### WHAT IS REQUIRED
Write out the data again in full, exactly as it reads.

BEGIN DATA FOR PROCESSING

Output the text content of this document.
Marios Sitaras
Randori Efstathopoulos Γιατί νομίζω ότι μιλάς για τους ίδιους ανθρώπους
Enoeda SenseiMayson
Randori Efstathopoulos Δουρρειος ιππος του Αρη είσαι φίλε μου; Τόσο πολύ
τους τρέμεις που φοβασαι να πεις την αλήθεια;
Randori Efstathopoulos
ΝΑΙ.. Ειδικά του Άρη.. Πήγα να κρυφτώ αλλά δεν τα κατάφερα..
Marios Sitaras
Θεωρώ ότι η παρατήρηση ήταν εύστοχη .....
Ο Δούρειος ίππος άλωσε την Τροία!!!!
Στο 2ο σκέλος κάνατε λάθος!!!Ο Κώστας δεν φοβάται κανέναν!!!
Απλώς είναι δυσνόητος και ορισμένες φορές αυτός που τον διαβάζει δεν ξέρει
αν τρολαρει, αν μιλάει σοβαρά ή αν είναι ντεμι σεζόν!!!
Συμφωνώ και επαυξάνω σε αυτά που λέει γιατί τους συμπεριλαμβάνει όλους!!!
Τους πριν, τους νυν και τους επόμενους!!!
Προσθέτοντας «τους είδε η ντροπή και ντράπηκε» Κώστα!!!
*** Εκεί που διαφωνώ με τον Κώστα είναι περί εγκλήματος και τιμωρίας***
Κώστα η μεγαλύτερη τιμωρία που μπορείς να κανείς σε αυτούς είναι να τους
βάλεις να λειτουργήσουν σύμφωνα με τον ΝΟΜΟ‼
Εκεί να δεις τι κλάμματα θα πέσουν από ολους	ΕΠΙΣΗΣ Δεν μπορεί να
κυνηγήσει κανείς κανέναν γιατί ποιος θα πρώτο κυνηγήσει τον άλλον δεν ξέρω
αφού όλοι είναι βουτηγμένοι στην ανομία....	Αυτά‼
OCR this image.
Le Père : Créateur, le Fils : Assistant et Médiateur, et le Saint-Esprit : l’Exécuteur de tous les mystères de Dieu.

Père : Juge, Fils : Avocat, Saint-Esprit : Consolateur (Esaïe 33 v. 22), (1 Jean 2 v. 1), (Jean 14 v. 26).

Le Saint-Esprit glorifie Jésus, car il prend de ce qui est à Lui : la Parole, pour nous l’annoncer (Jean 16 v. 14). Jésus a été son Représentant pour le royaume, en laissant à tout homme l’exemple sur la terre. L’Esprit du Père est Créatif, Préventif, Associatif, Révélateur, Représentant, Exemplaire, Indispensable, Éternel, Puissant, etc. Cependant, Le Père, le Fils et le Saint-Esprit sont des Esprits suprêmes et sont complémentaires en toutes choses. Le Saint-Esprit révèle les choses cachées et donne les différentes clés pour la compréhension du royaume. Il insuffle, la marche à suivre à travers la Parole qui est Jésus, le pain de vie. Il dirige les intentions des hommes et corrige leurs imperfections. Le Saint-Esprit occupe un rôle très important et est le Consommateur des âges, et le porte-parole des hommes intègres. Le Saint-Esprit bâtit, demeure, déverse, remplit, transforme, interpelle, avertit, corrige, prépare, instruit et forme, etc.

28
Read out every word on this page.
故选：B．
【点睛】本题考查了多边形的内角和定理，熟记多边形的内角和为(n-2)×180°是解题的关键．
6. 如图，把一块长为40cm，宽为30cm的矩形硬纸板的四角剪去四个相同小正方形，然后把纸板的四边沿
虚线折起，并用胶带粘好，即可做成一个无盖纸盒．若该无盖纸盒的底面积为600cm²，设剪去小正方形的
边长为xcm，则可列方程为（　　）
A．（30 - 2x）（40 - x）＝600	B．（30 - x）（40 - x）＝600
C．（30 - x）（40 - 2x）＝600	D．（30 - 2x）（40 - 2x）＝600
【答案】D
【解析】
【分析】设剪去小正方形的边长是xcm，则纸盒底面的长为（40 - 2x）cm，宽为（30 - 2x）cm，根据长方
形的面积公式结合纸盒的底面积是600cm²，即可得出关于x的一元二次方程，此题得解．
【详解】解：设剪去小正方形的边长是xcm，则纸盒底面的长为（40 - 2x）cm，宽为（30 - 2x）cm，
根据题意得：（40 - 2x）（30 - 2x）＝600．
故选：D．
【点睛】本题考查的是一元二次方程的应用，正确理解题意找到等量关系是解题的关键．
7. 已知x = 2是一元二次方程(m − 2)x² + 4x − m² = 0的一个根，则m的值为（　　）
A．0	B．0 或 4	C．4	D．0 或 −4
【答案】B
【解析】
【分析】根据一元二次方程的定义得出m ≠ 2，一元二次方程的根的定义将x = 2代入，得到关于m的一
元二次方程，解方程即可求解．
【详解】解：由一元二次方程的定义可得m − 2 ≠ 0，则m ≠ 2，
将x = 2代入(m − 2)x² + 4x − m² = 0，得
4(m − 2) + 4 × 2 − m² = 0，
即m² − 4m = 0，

END DATA FOR PROCESSING

### SOLUTION FOR THIS TASK
Output the text content of this document.
Marios Sitaras
Randori Efstathopoulos Γιατί νομίζω ότι μιλάς για τους ίδιους ανθρώπους
Enoeda SenseiMayson
Randori Efstathopoulos Δουρρειος ιππος του Αρη είσαι φίλε μου; Τόσο πολύ
τους τρέμεις που φοβασαι να πεις την αλήθεια;
Randori Efstathopoulos
ΝΑΙ.. Ειδικά του Άρη.. Πήγα να κρυφτώ αλλά δεν τα κατάφερα..
Marios Sitaras
Θεωρώ ότι η παρατήρηση ήταν εύστοχη .....
Ο Δούρειος ίππος άλωσε την Τροία!!!!
Στο 2ο σκέλος κάνατε λάθος!!!Ο Κώστας δεν φοβάται κανέναν!!!
Απλώς είναι δυσνόητος και ορισμένες φορές αυτός που τον διαβάζει δεν ξέρει
αν τρολαρει, αν μιλάει σοβαρά ή αν είναι ντεμι σεζόν!!!
Συμφωνώ και επαυξάνω σε αυτά που λέει γιατί τους συμπεριλαμβάνει όλους!!!
Τους πριν, τους νυν και τους επόμενους!!!
Προσθέτοντας «τους είδε η ντροπή και ντράπηκε» Κώστα!!!
*** Εκεί που διαφωνώ με τον Κώστα είναι περί εγκλήματος και τιμωρίας***
Κώστα η μεγαλύτερη τιμωρία που μπορείς να κανείς σε αυτούς είναι να τους
βάλεις να λειτουργήσουν σύμφωνα με τον ΝΟΜΟ‼
Εκεί να δεις τι κλάμματα θα πέσουν από ολους	ΕΠΙΣΗΣ Δεν μπορεί να
κυνηγήσει κανείς κανέναν γιατί ποιος θα πρώτο κυνηγήσει τον άλλον δεν ξέρω
αφού όλοι είναι βουτηγμένοι στην ανομία....	Αυτά‼
OCR this image.
Le Père : Créateur, le Fils : Assistant et Médiateur, et le Saint-Esprit : l’Exécuteur de tous les mystères de Dieu.

Père : Juge, Fils : Avocat, Saint-Esprit : Consolateur (Esaïe 33 v. 22), (1 Jean 2 v. 1), (Jean 14 v. 26).

Le Saint-Esprit glorifie Jésus, car il prend de ce qui est à Lui : la Parole, pour nous l’annoncer (Jean 16 v. 14). Jésus a été son Représentant pour le royaume, en laissant à tout homme l’exemple sur la terre. L’Esprit du Père est Créatif, Préventif, Associatif, Révélateur, Représentant, Exemplaire, Indispensable, Éternel, Puissant, etc. Cependant, Le Père, le Fils et le Saint-Esprit sont des Esprits suprêmes et sont complémentaires en toutes choses. Le Saint-Esprit révèle les choses cachées et donne les différentes clés pour la compréhension du royaume. Il insuffle, la marche à suivre à travers la Parole qui est Jésus, le pain de vie. Il dirige les intentions des hommes et corrige leurs imperfections. Le Saint-Esprit occupe un rôle très important et est le Consommateur des âges, et le porte-parole des hommes intègres. Le Saint-Esprit bâtit, demeure, déverse, remplit, transforme, interpelle, avertit, corrige, prépare, instruit et forme, etc.

28
Read out every word on this page.
故选：B．
【点睛】本题考查了多边形的内角和定理，熟记多边形的内角和为(n-2)×180°是解题的关键．
6. 如图，把一块长为40cm，宽为30cm的矩形硬纸板的四角剪去四个相同小正方形，然后把纸板的四边沿
虚线折起，并用胶带粘好，即可做成一个无盖纸盒．若该无盖纸盒的底面积为600cm²，设剪去小正方形的
边长为xcm，则可列方程为（　　）
A．（30 - 2x）（40 - x）＝600	B．（30 - x）（40 - x）＝600
C．（30 - x）（40 - 2x）＝600	D．（30 - 2x）（40 - 2x）＝600
【答案】D
【解析】
【分析】设剪去小正方形的边长是xcm，则纸盒底面的长为（40 - 2x）cm，宽为（30 - 2x）cm，根据长方
形的面积公式结合纸盒的底面积是600cm²，即可得出关于x的一元二次方程，此题得解．
【详解】解：设剪去小正方形的边长是xcm，则纸盒底面的长为（40 - 2x）cm，宽为（30 - 2x）cm，
根据题意得：（40 - 2x）（30 - 2x）＝600．
故选：D．
【点睛】本题考查的是一元二次方程的应用，正确理解题意找到等量关系是解题的关键．
7. 已知x = 2是一元二次方程(m − 2)x² + 4x − m² = 0的一个根，则m的值为（　　）
A．0	B．0 或 4	C．4	D．0 或 −4
【答案】B
【解析】
【分析】根据一元二次方程的定义得出m ≠ 2，一元二次方程的根的定义将x = 2代入，得到关于m的一
元二次方程，解方程即可求解．
【详解】解：由一元二次方程的定义可得m − 2 ≠ 0，则m ≠ 2，
将x = 2代入(m − 2)x² + 4x − m² = 0，得
4(m − 2) + 4 × 2 − m² = 0，
即m² − 4m = 0，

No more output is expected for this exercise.